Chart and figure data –
━━━━━━━━━━
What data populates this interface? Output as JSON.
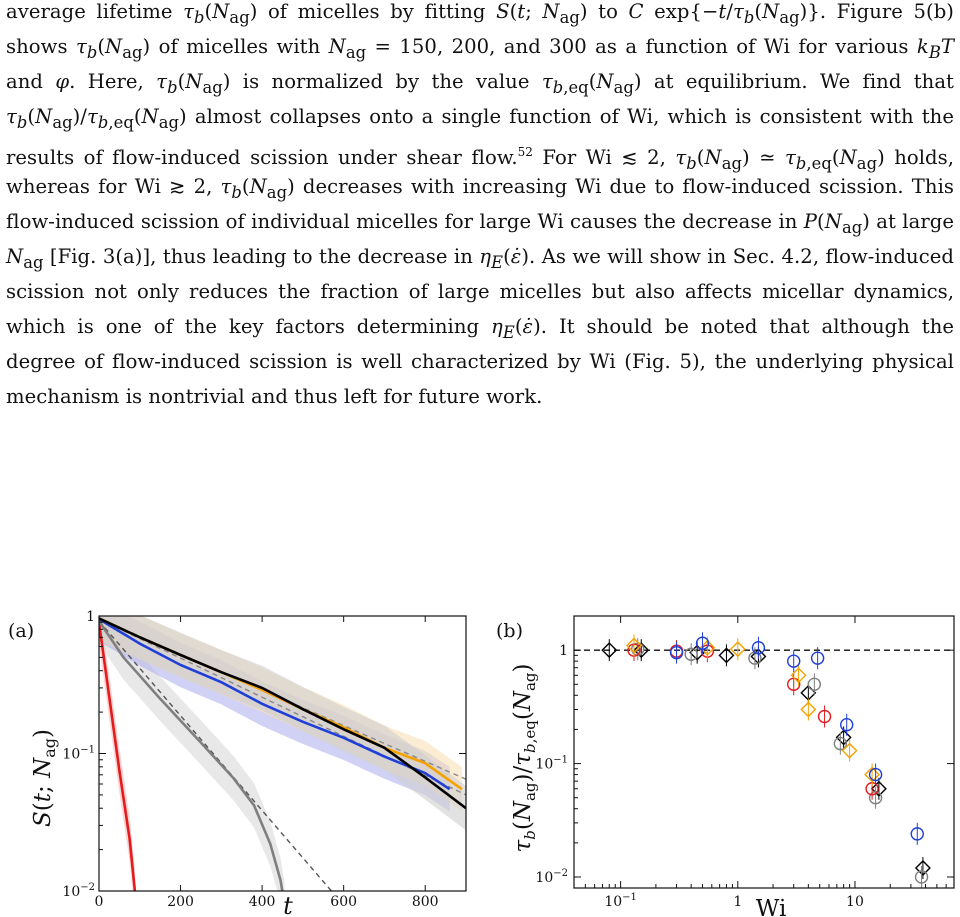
{
  "paragraph": {
    "lines": [
      "average lifetime τ_b(N_ag) of micelles by fitting S(t; N_ag) to C exp{−t/τ_b(N_ag)}. Figure 5(b)",
      "shows τ_b(N_ag) of micelles with N_ag = 150, 200, and 300 as a function of Wi for various k_BT",
      "and φ. Here, τ_b(N_ag) is normalized by the value τ_b,eq(N_ag) at equilibrium. We find that",
      "τ_b(N_ag)/τ_b,eq(N_ag) almost collapses onto a single function of Wi, which is consistent with the",
      "results of flow-induced scission under shear flow.",
      "52",
      " For Wi ≲ 2, τ_b(N_ag) ≃ τ_b,eq(N_ag) holds,",
      "whereas for Wi ≳ 2, τ_b(N_ag) decreases with increasing Wi due to flow-induced scission. This",
      "flow-induced scission of individual micelles for large Wi causes the decrease in P(N_ag) at large",
      "N_ag [Fig. 3(a)], thus leading to the decrease in η_E(ε̇). As we will show in Sec. 4.2, flow-induced",
      "scission not only reduces the fraction of large micelles but also affects micellar dynamics,",
      "which is one of the key factors determining η_E(ε̇). It should be noted that although the",
      "degree of flow-induced scission is well characterized by Wi (Fig. 5), the underlying physical",
      "mechanism is nontrivial and thus left for future work."
    ]
  },
  "figure_a": {
    "panel_label": "(a)",
    "chart_data": {
      "type": "line",
      "xlabel": "t",
      "ylabel": "S(t; N_ag)",
      "xlim": [
        0,
        900
      ],
      "ylim_log": [
        0.01,
        1
      ],
      "x_ticks": [
        "0",
        "200",
        "400",
        "600",
        "800"
      ],
      "y_ticks": [
        "1",
        "10^−1",
        "10^−2"
      ],
      "y_scale": "log",
      "grid": false,
      "series": [
        {
          "color": "#e41a1c",
          "band": "#f7b6b6",
          "points": [
            [
              0,
              0.9
            ],
            [
              25,
              0.26
            ],
            [
              50,
              0.075
            ],
            [
              75,
              0.024
            ],
            [
              88,
              0.01
            ]
          ]
        },
        {
          "color": "#7f7f7f",
          "band": "#d9d9d9",
          "points": [
            [
              0,
              0.92
            ],
            [
              60,
              0.5
            ],
            [
              150,
              0.25
            ],
            [
              250,
              0.12
            ],
            [
              330,
              0.066
            ],
            [
              380,
              0.042
            ],
            [
              420,
              0.022
            ],
            [
              445,
              0.012
            ],
            [
              455,
              0.008
            ]
          ]
        },
        {
          "color": "#1f3fd8",
          "band": "#b3b3f0",
          "points": [
            [
              0,
              0.95
            ],
            [
              100,
              0.63
            ],
            [
              200,
              0.44
            ],
            [
              300,
              0.33
            ],
            [
              400,
              0.23
            ],
            [
              500,
              0.17
            ],
            [
              600,
              0.13
            ],
            [
              700,
              0.095
            ],
            [
              800,
              0.072
            ],
            [
              860,
              0.055
            ]
          ]
        },
        {
          "color": "#f5a200",
          "band": "#f8dfb8",
          "points": [
            [
              0,
              0.96
            ],
            [
              100,
              0.7
            ],
            [
              200,
              0.52
            ],
            [
              300,
              0.39
            ],
            [
              400,
              0.29
            ],
            [
              500,
              0.21
            ],
            [
              600,
              0.155
            ],
            [
              700,
              0.11
            ],
            [
              800,
              0.085
            ],
            [
              890,
              0.055
            ]
          ]
        },
        {
          "color": "#000000",
          "band": "#cfcfcf",
          "points": [
            [
              0,
              0.96
            ],
            [
              100,
              0.7
            ],
            [
              200,
              0.52
            ],
            [
              300,
              0.39
            ],
            [
              400,
              0.3
            ],
            [
              500,
              0.21
            ],
            [
              600,
              0.15
            ],
            [
              700,
              0.11
            ],
            [
              800,
              0.067
            ],
            [
              900,
              0.04
            ]
          ]
        }
      ],
      "fits": [
        {
          "color": "#555555",
          "points": [
            [
              0,
              0.92
            ],
            [
              570,
              0.01
            ]
          ]
        },
        {
          "color": "#888888",
          "points": [
            [
              0,
              0.95
            ],
            [
              900,
              0.05
            ]
          ]
        },
        {
          "color": "#888888",
          "points": [
            [
              0,
              0.96
            ],
            [
              900,
              0.065
            ]
          ]
        }
      ]
    }
  },
  "figure_b": {
    "panel_label": "(b)",
    "chart_data": {
      "type": "scatter",
      "xlabel": "Wi",
      "ylabel": "τ_b(N_ag)/τ_b,eq(N_ag)",
      "x_scale": "log",
      "y_scale": "log",
      "xlim": [
        0.04,
        70
      ],
      "ylim": [
        0.008,
        2
      ],
      "x_ticks": [
        "10^−1",
        "1",
        "10"
      ],
      "y_ticks": [
        "1",
        "10^−1",
        "10^−2"
      ],
      "reference_line": {
        "y": 1,
        "style": "dashed"
      },
      "series": [
        {
          "color": "#000000",
          "marker": "diamond",
          "points": [
            [
              0.08,
              1.0
            ],
            [
              0.15,
              1.0
            ],
            [
              0.45,
              0.95
            ],
            [
              0.8,
              0.9
            ],
            [
              1.5,
              0.88
            ],
            [
              4,
              0.42
            ],
            [
              8,
              0.17
            ],
            [
              16,
              0.06
            ],
            [
              38,
              0.012
            ]
          ]
        },
        {
          "color": "#7f7f7f",
          "marker": "circle",
          "points": [
            [
              0.14,
              1.02
            ],
            [
              0.4,
              0.92
            ],
            [
              1.4,
              0.85
            ],
            [
              4.5,
              0.5
            ],
            [
              7.5,
              0.15
            ],
            [
              15,
              0.05
            ],
            [
              37,
              0.01
            ]
          ]
        },
        {
          "color": "#e41a1c",
          "marker": "circle",
          "points": [
            [
              0.13,
              1.0
            ],
            [
              0.3,
              0.98
            ],
            [
              0.55,
              0.98
            ],
            [
              3,
              0.5
            ],
            [
              5.5,
              0.26
            ],
            [
              14,
              0.06
            ]
          ]
        },
        {
          "color": "#f5a200",
          "marker": "diamond",
          "points": [
            [
              0.13,
              1.1
            ],
            [
              0.55,
              1.05
            ],
            [
              1,
              1.02
            ],
            [
              3.3,
              0.6
            ],
            [
              4,
              0.3
            ],
            [
              9,
              0.13
            ],
            [
              14,
              0.08
            ]
          ]
        },
        {
          "color": "#1f3fd8",
          "marker": "circle",
          "points": [
            [
              0.3,
              0.95
            ],
            [
              0.5,
              1.15
            ],
            [
              1.5,
              1.05
            ],
            [
              3,
              0.8
            ],
            [
              4.8,
              0.85
            ],
            [
              8.5,
              0.22
            ],
            [
              15,
              0.08
            ],
            [
              34,
              0.024
            ]
          ]
        }
      ]
    }
  }
}
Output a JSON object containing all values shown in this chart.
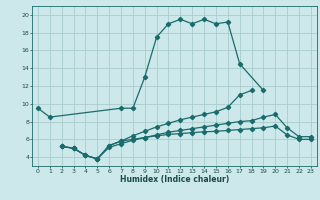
{
  "title": "",
  "xlabel": "Humidex (Indice chaleur)",
  "xlim": [
    -0.5,
    23.5
  ],
  "ylim": [
    3,
    21
  ],
  "xticks": [
    0,
    1,
    2,
    3,
    4,
    5,
    6,
    7,
    8,
    9,
    10,
    11,
    12,
    13,
    14,
    15,
    16,
    17,
    18,
    19,
    20,
    21,
    22,
    23
  ],
  "yticks": [
    4,
    6,
    8,
    10,
    12,
    14,
    16,
    18,
    20
  ],
  "bg_color": "#cce8ea",
  "grid_color": "#aacccc",
  "line_color": "#1a6b6b",
  "line1_x": [
    0,
    1,
    7,
    8,
    9,
    10,
    11,
    12,
    13,
    14,
    15,
    16,
    17,
    19
  ],
  "line1_y": [
    9.5,
    8.5,
    9.5,
    9.5,
    13.0,
    17.5,
    19.0,
    19.5,
    19.0,
    19.5,
    19.0,
    19.2,
    14.5,
    11.5
  ],
  "line2_x": [
    2,
    3,
    4,
    5,
    6,
    7,
    8,
    9,
    10,
    11,
    12,
    13,
    14,
    15,
    16,
    17,
    18,
    19,
    20,
    21,
    22,
    23
  ],
  "line2_y": [
    5.2,
    5.0,
    4.2,
    3.8,
    5.3,
    5.8,
    6.0,
    6.2,
    6.4,
    6.55,
    6.65,
    6.75,
    6.85,
    6.9,
    7.0,
    7.1,
    7.2,
    7.3,
    7.5,
    6.5,
    6.0,
    6.0
  ],
  "line3_x": [
    2,
    3,
    4,
    5,
    6,
    7,
    8,
    9,
    10,
    11,
    12,
    13,
    14,
    15,
    16,
    17,
    18
  ],
  "line3_y": [
    5.2,
    5.0,
    4.2,
    3.8,
    5.3,
    5.8,
    6.4,
    6.9,
    7.4,
    7.8,
    8.2,
    8.5,
    8.8,
    9.1,
    9.6,
    11.0,
    11.5
  ],
  "line4_x": [
    2,
    3,
    4,
    5,
    6,
    7,
    8,
    9,
    10,
    11,
    12,
    13,
    14,
    15,
    16,
    17,
    18,
    19,
    20,
    21,
    22,
    23
  ],
  "line4_y": [
    5.2,
    5.0,
    4.2,
    3.8,
    5.1,
    5.5,
    5.9,
    6.2,
    6.5,
    6.8,
    7.0,
    7.2,
    7.4,
    7.6,
    7.8,
    8.0,
    8.1,
    8.5,
    8.8,
    7.3,
    6.3,
    6.3
  ]
}
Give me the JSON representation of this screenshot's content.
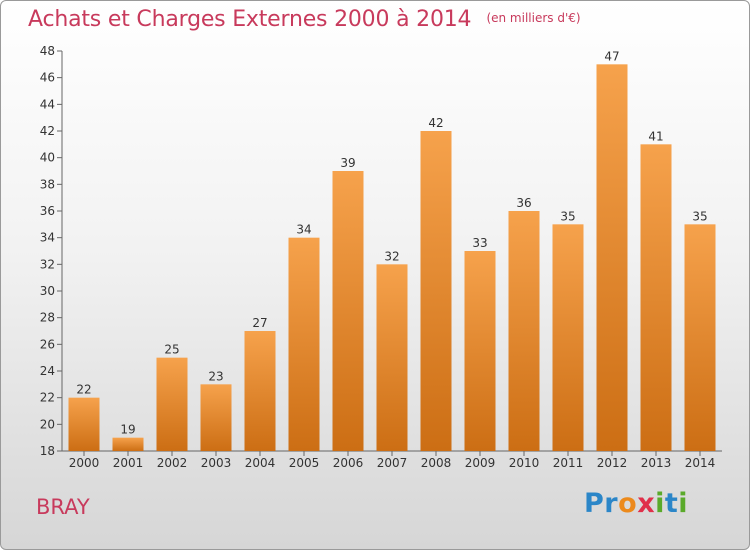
{
  "title": "Achats et Charges Externes 2000 à 2014",
  "unit_note": "(en milliers d'€)",
  "city": "BRAY",
  "logo": {
    "text": "Proxiti",
    "letters": [
      "P",
      "r",
      "o",
      "x",
      "i",
      "t",
      "i"
    ],
    "colors": [
      "#2b86c8",
      "#2b86c8",
      "#ec8a1c",
      "#e0304a",
      "#5aaa2a",
      "#2b86c8",
      "#5aaa2a"
    ]
  },
  "colors": {
    "bar": "#f0922e",
    "bar_dark": "#cc6e14",
    "title": "#c83a5c"
  },
  "chart_data": {
    "type": "bar",
    "title": "Achats et Charges Externes 2000 à 2014",
    "subtitle": "(en milliers d'€)",
    "categories": [
      "2000",
      "2001",
      "2002",
      "2003",
      "2004",
      "2005",
      "2006",
      "2007",
      "2008",
      "2009",
      "2010",
      "2011",
      "2012",
      "2013",
      "2014"
    ],
    "values": [
      22,
      19,
      25,
      23,
      27,
      34,
      39,
      32,
      42,
      33,
      36,
      35,
      47,
      41,
      35
    ],
    "ylim": [
      18,
      48
    ],
    "yticks": [
      18,
      20,
      22,
      24,
      26,
      28,
      30,
      32,
      34,
      36,
      38,
      40,
      42,
      44,
      46,
      48
    ],
    "grid": false,
    "data_labels": true
  }
}
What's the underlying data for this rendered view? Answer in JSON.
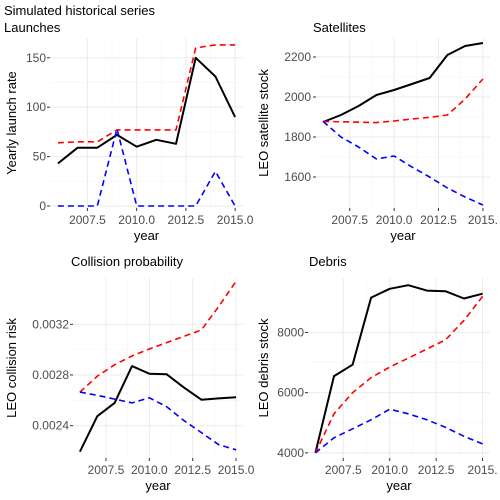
{
  "main_title": "Simulated historical series",
  "chart_data": [
    {
      "type": "line",
      "title": "Launches",
      "xlabel": "year",
      "ylabel": "Yearly launch rate",
      "xlim": [
        2005.6,
        2015.4
      ],
      "ylim": [
        -2,
        170
      ],
      "xticks": [
        2007.5,
        2010.0,
        2012.5,
        2015.0
      ],
      "xtick_labels": [
        "2007.5",
        "2010.0",
        "2012.5",
        "2015.0"
      ],
      "yticks": [
        0,
        50,
        100,
        150
      ],
      "ytick_labels": [
        "0",
        "50",
        "100",
        "150"
      ],
      "grid": true,
      "x": [
        2006,
        2007,
        2008,
        2009,
        2010,
        2011,
        2012,
        2013,
        2014,
        2015
      ],
      "series": [
        {
          "style": "solid",
          "color": "#000000",
          "values": [
            43,
            59,
            59,
            72,
            60,
            67,
            63,
            150,
            131,
            90
          ]
        },
        {
          "style": "dashed",
          "color": "#ff0000",
          "values": [
            64,
            65,
            65,
            77,
            77,
            77,
            77,
            160,
            163,
            163
          ]
        },
        {
          "style": "dashed",
          "color": "#0000ff",
          "values": [
            0,
            0,
            0,
            78,
            0,
            0,
            0,
            0,
            35,
            0
          ]
        }
      ]
    },
    {
      "type": "line",
      "title": "Satellites",
      "xlabel": "year",
      "ylabel": "LEO satellite stock",
      "xlim": [
        2005.6,
        2015.4
      ],
      "ylim": [
        1445,
        2295
      ],
      "xticks": [
        2007.5,
        2010.0,
        2012.5,
        2015.0
      ],
      "xtick_labels": [
        "2007.5",
        "2010.0",
        "2012.5",
        "2015."
      ],
      "yticks": [
        1600,
        1800,
        2000,
        2200
      ],
      "ytick_labels": [
        "1600",
        "1800",
        "2000",
        "2200"
      ],
      "grid": true,
      "x": [
        2006,
        2007,
        2008,
        2009,
        2010,
        2011,
        2012,
        2013,
        2014,
        2015
      ],
      "series": [
        {
          "style": "solid",
          "color": "#000000",
          "values": [
            1875,
            1910,
            1955,
            2010,
            2035,
            2065,
            2095,
            2210,
            2255,
            2270
          ]
        },
        {
          "style": "dashed",
          "color": "#ff0000",
          "values": [
            1878,
            1876,
            1874,
            1872,
            1880,
            1890,
            1898,
            1910,
            1990,
            2090
          ]
        },
        {
          "style": "dashed",
          "color": "#0000ff",
          "values": [
            1878,
            1800,
            1750,
            1690,
            1705,
            1650,
            1600,
            1545,
            1500,
            1460
          ]
        }
      ]
    },
    {
      "type": "line",
      "title": "Collision probability",
      "xlabel": "year",
      "ylabel": "LEO collision risk",
      "xlim": [
        2005.6,
        2015.4
      ],
      "ylim": [
        0.002145,
        0.003565
      ],
      "xticks": [
        2007.5,
        2010.0,
        2012.5,
        2015.0
      ],
      "xtick_labels": [
        "2007.5",
        "2010.0",
        "2012.5",
        "2015.0"
      ],
      "yticks": [
        0.0024,
        0.0028,
        0.0032
      ],
      "ytick_labels": [
        "0.0024",
        "0.0028",
        "0.0032"
      ],
      "grid": true,
      "x": [
        2006,
        2007,
        2008,
        2009,
        2010,
        2011,
        2012,
        2013,
        2014,
        2015
      ],
      "series": [
        {
          "style": "solid",
          "color": "#000000",
          "values": [
            0.002195,
            0.002475,
            0.00258,
            0.00287,
            0.00281,
            0.002805,
            0.0027,
            0.002605,
            0.002615,
            0.002625
          ]
        },
        {
          "style": "dashed",
          "color": "#ff0000",
          "values": [
            0.002665,
            0.00279,
            0.00288,
            0.00295,
            0.003005,
            0.003055,
            0.003105,
            0.003155,
            0.00334,
            0.00354
          ]
        },
        {
          "style": "dashed",
          "color": "#0000ff",
          "values": [
            0.002665,
            0.00264,
            0.00261,
            0.00258,
            0.00262,
            0.00255,
            0.00244,
            0.002345,
            0.00225,
            0.00221
          ]
        }
      ]
    },
    {
      "type": "line",
      "title": "Debris",
      "xlabel": "year",
      "ylabel": "LEO debris stock",
      "xlim": [
        2005.6,
        2015.4
      ],
      "ylim": [
        3830,
        9810
      ],
      "xticks": [
        2007.5,
        2010.0,
        2012.5,
        2015.0
      ],
      "xtick_labels": [
        "2007.5",
        "2010.0",
        "2012.5",
        "2015."
      ],
      "yticks": [
        4000,
        6000,
        8000
      ],
      "ytick_labels": [
        "4000",
        "6000",
        "8000"
      ],
      "grid": true,
      "x": [
        2006,
        2007,
        2008,
        2009,
        2010,
        2011,
        2012,
        2013,
        2014,
        2015
      ],
      "series": [
        {
          "style": "solid",
          "color": "#000000",
          "values": [
            4000,
            6550,
            6930,
            9160,
            9450,
            9570,
            9390,
            9370,
            9130,
            9290
          ]
        },
        {
          "style": "dashed",
          "color": "#ff0000",
          "values": [
            4000,
            5300,
            6000,
            6500,
            6850,
            7150,
            7450,
            7750,
            8400,
            9200
          ]
        },
        {
          "style": "dashed",
          "color": "#0000ff",
          "values": [
            4000,
            4500,
            4800,
            5100,
            5450,
            5300,
            5100,
            4850,
            4550,
            4300
          ]
        }
      ]
    }
  ]
}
━━━━━━━━━━
What is expected –
Gather from the records above every line containing the string "stock".

Solution –
      "ylabel": "LEO satellite stock",
      "ylabel": "LEO debris stock",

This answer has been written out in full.